Set exercise
Below are some records; return each one exactly.

Given information
** begin **

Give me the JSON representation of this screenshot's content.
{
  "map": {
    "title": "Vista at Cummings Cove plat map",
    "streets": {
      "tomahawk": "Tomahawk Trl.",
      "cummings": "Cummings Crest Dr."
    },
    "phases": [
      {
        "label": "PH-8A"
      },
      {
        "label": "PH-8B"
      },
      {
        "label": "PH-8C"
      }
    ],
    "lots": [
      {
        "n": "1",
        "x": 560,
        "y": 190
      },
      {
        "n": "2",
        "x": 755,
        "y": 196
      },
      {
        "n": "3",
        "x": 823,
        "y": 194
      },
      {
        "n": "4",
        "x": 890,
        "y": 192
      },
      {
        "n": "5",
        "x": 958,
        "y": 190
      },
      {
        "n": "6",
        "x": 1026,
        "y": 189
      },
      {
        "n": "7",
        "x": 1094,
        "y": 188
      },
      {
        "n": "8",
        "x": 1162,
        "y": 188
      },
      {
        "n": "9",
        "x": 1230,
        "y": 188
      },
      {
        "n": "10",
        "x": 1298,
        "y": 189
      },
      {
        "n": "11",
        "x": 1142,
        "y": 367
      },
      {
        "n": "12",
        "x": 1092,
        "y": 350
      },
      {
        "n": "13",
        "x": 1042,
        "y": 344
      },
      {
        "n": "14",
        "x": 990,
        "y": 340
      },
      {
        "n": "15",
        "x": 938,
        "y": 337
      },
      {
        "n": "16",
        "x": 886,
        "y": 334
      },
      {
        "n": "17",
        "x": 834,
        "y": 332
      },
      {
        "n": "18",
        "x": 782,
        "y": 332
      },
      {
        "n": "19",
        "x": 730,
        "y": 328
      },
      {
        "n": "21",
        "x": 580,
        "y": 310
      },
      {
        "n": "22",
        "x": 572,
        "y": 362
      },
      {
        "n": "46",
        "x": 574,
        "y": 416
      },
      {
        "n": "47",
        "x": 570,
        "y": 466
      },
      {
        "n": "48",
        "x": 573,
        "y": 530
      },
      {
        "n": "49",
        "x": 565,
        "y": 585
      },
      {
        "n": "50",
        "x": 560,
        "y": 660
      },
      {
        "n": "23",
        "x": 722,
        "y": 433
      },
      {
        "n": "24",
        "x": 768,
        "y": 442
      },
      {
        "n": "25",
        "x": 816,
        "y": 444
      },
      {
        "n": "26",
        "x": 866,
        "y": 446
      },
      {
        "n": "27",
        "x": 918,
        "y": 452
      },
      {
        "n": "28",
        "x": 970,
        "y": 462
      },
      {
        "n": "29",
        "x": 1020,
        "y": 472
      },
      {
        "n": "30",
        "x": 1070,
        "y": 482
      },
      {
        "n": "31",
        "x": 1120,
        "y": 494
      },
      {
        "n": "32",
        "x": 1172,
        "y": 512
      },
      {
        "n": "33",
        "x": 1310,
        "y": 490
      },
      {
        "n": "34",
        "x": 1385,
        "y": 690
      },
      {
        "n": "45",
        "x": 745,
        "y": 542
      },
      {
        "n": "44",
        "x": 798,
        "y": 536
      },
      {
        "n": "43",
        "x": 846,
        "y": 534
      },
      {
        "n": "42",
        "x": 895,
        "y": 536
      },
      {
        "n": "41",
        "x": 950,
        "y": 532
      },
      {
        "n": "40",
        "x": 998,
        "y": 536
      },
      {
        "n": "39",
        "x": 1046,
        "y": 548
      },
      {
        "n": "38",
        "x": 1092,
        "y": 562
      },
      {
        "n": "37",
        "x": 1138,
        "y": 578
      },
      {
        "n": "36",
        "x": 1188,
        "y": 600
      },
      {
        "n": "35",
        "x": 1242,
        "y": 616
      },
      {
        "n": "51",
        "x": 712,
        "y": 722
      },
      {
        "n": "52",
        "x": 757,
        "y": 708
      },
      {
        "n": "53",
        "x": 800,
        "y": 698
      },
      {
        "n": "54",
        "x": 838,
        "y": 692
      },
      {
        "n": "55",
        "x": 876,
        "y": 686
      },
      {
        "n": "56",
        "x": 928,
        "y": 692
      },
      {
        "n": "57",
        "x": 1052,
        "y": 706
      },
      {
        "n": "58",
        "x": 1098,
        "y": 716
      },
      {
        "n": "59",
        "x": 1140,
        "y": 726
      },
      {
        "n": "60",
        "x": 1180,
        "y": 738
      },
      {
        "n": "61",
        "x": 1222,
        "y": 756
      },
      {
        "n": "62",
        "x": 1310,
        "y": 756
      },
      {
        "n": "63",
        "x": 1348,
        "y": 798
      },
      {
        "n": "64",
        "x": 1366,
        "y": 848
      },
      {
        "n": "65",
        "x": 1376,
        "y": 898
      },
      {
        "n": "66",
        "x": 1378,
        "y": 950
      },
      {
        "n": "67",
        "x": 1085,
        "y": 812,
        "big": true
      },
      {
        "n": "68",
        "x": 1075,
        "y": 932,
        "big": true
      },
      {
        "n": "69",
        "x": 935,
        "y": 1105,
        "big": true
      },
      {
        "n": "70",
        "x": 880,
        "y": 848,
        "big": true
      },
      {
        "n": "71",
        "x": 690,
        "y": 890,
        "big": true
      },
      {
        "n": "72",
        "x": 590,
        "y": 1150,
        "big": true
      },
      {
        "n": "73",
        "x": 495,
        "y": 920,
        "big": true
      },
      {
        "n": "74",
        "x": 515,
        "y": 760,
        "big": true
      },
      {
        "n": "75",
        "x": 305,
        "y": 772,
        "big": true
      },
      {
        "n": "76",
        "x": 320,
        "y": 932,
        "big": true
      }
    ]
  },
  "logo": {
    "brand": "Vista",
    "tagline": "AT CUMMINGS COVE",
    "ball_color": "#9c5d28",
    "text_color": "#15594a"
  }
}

** end **

Correct result
Give me the JSON representation of this screenshot's content.
{
  "map": {
    "title": "Vista at Cummings Cove plat map",
    "streets": {
      "tomahawk": "Tomahawk Trl.",
      "cummings": "Cummings Crest Dr."
    },
    "phases": [
      {
        "label": "PH-8A"
      },
      {
        "label": "PH-8B"
      },
      {
        "label": "PH-8C"
      }
    ],
    "lots": [
      {
        "n": "1",
        "x": 560,
        "y": 190
      },
      {
        "n": "2",
        "x": 755,
        "y": 196
      },
      {
        "n": "3",
        "x": 823,
        "y": 194
      },
      {
        "n": "4",
        "x": 890,
        "y": 192
      },
      {
        "n": "5",
        "x": 958,
        "y": 190
      },
      {
        "n": "6",
        "x": 1026,
        "y": 189
      },
      {
        "n": "7",
        "x": 1094,
        "y": 188
      },
      {
        "n": "8",
        "x": 1162,
        "y": 188
      },
      {
        "n": "9",
        "x": 1230,
        "y": 188
      },
      {
        "n": "10",
        "x": 1298,
        "y": 189
      },
      {
        "n": "11",
        "x": 1142,
        "y": 367
      },
      {
        "n": "12",
        "x": 1092,
        "y": 350
      },
      {
        "n": "13",
        "x": 1042,
        "y": 344
      },
      {
        "n": "14",
        "x": 990,
        "y": 340
      },
      {
        "n": "15",
        "x": 938,
        "y": 337
      },
      {
        "n": "16",
        "x": 886,
        "y": 334
      },
      {
        "n": "17",
        "x": 834,
        "y": 332
      },
      {
        "n": "18",
        "x": 782,
        "y": 332
      },
      {
        "n": "19",
        "x": 730,
        "y": 328
      },
      {
        "n": "21",
        "x": 580,
        "y": 310
      },
      {
        "n": "22",
        "x": 572,
        "y": 362
      },
      {
        "n": "46",
        "x": 574,
        "y": 416
      },
      {
        "n": "47",
        "x": 570,
        "y": 466
      },
      {
        "n": "48",
        "x": 573,
        "y": 530
      },
      {
        "n": "49",
        "x": 565,
        "y": 585
      },
      {
        "n": "50",
        "x": 560,
        "y": 660
      },
      {
        "n": "23",
        "x": 722,
        "y": 433
      },
      {
        "n": "24",
        "x": 768,
        "y": 442
      },
      {
        "n": "25",
        "x": 816,
        "y": 444
      },
      {
        "n": "26",
        "x": 866,
        "y": 446
      },
      {
        "n": "27",
        "x": 918,
        "y": 452
      },
      {
        "n": "28",
        "x": 970,
        "y": 462
      },
      {
        "n": "29",
        "x": 1020,
        "y": 472
      },
      {
        "n": "30",
        "x": 1070,
        "y": 482
      },
      {
        "n": "31",
        "x": 1120,
        "y": 494
      },
      {
        "n": "32",
        "x": 1172,
        "y": 512
      },
      {
        "n": "33",
        "x": 1310,
        "y": 490
      },
      {
        "n": "34",
        "x": 1385,
        "y": 690
      },
      {
        "n": "45",
        "x": 745,
        "y": 542
      },
      {
        "n": "44",
        "x": 798,
        "y": 536
      },
      {
        "n": "43",
        "x": 846,
        "y": 534
      },
      {
        "n": "42",
        "x": 895,
        "y": 536
      },
      {
        "n": "41",
        "x": 950,
        "y": 532
      },
      {
        "n": "40",
        "x": 998,
        "y": 536
      },
      {
        "n": "39",
        "x": 1046,
        "y": 548
      },
      {
        "n": "38",
        "x": 1092,
        "y": 562
      },
      {
        "n": "37",
        "x": 1138,
        "y": 578
      },
      {
        "n": "36",
        "x": 1188,
        "y": 600
      },
      {
        "n": "35",
        "x": 1242,
        "y": 616
      },
      {
        "n": "51",
        "x": 712,
        "y": 722
      },
      {
        "n": "52",
        "x": 757,
        "y": 708
      },
      {
        "n": "53",
        "x": 800,
        "y": 698
      },
      {
        "n": "54",
        "x": 838,
        "y": 692
      },
      {
        "n": "55",
        "x": 876,
        "y": 686
      },
      {
        "n": "56",
        "x": 928,
        "y": 692
      },
      {
        "n": "57",
        "x": 1052,
        "y": 706
      },
      {
        "n": "58",
        "x": 1098,
        "y": 716
      },
      {
        "n": "59",
        "x": 1140,
        "y": 726
      },
      {
        "n": "60",
        "x": 1180,
        "y": 738
      },
      {
        "n": "61",
        "x": 1222,
        "y": 756
      },
      {
        "n": "62",
        "x": 1310,
        "y": 756
      },
      {
        "n": "63",
        "x": 1348,
        "y": 798
      },
      {
        "n": "64",
        "x": 1366,
        "y": 848
      },
      {
        "n": "65",
        "x": 1376,
        "y": 898
      },
      {
        "n": "66",
        "x": 1378,
        "y": 950
      },
      {
        "n": "67",
        "x": 1085,
        "y": 812,
        "big": true
      },
      {
        "n": "68",
        "x": 1075,
        "y": 932,
        "big": true
      },
      {
        "n": "69",
        "x": 935,
        "y": 1105,
        "big": true
      },
      {
        "n": "70",
        "x": 880,
        "y": 848,
        "big": true
      },
      {
        "n": "71",
        "x": 690,
        "y": 890,
        "big": true
      },
      {
        "n": "72",
        "x": 590,
        "y": 1150,
        "big": true
      },
      {
        "n": "73",
        "x": 495,
        "y": 920,
        "big": true
      },
      {
        "n": "74",
        "x": 515,
        "y": 760,
        "big": true
      },
      {
        "n": "75",
        "x": 305,
        "y": 772,
        "big": true
      },
      {
        "n": "76",
        "x": 320,
        "y": 932,
        "big": true
      }
    ]
  },
  "logo": {
    "brand": "Vista",
    "tagline": "AT CUMMINGS COVE",
    "ball_color": "#9c5d28",
    "text_color": "#15594a"
  }
}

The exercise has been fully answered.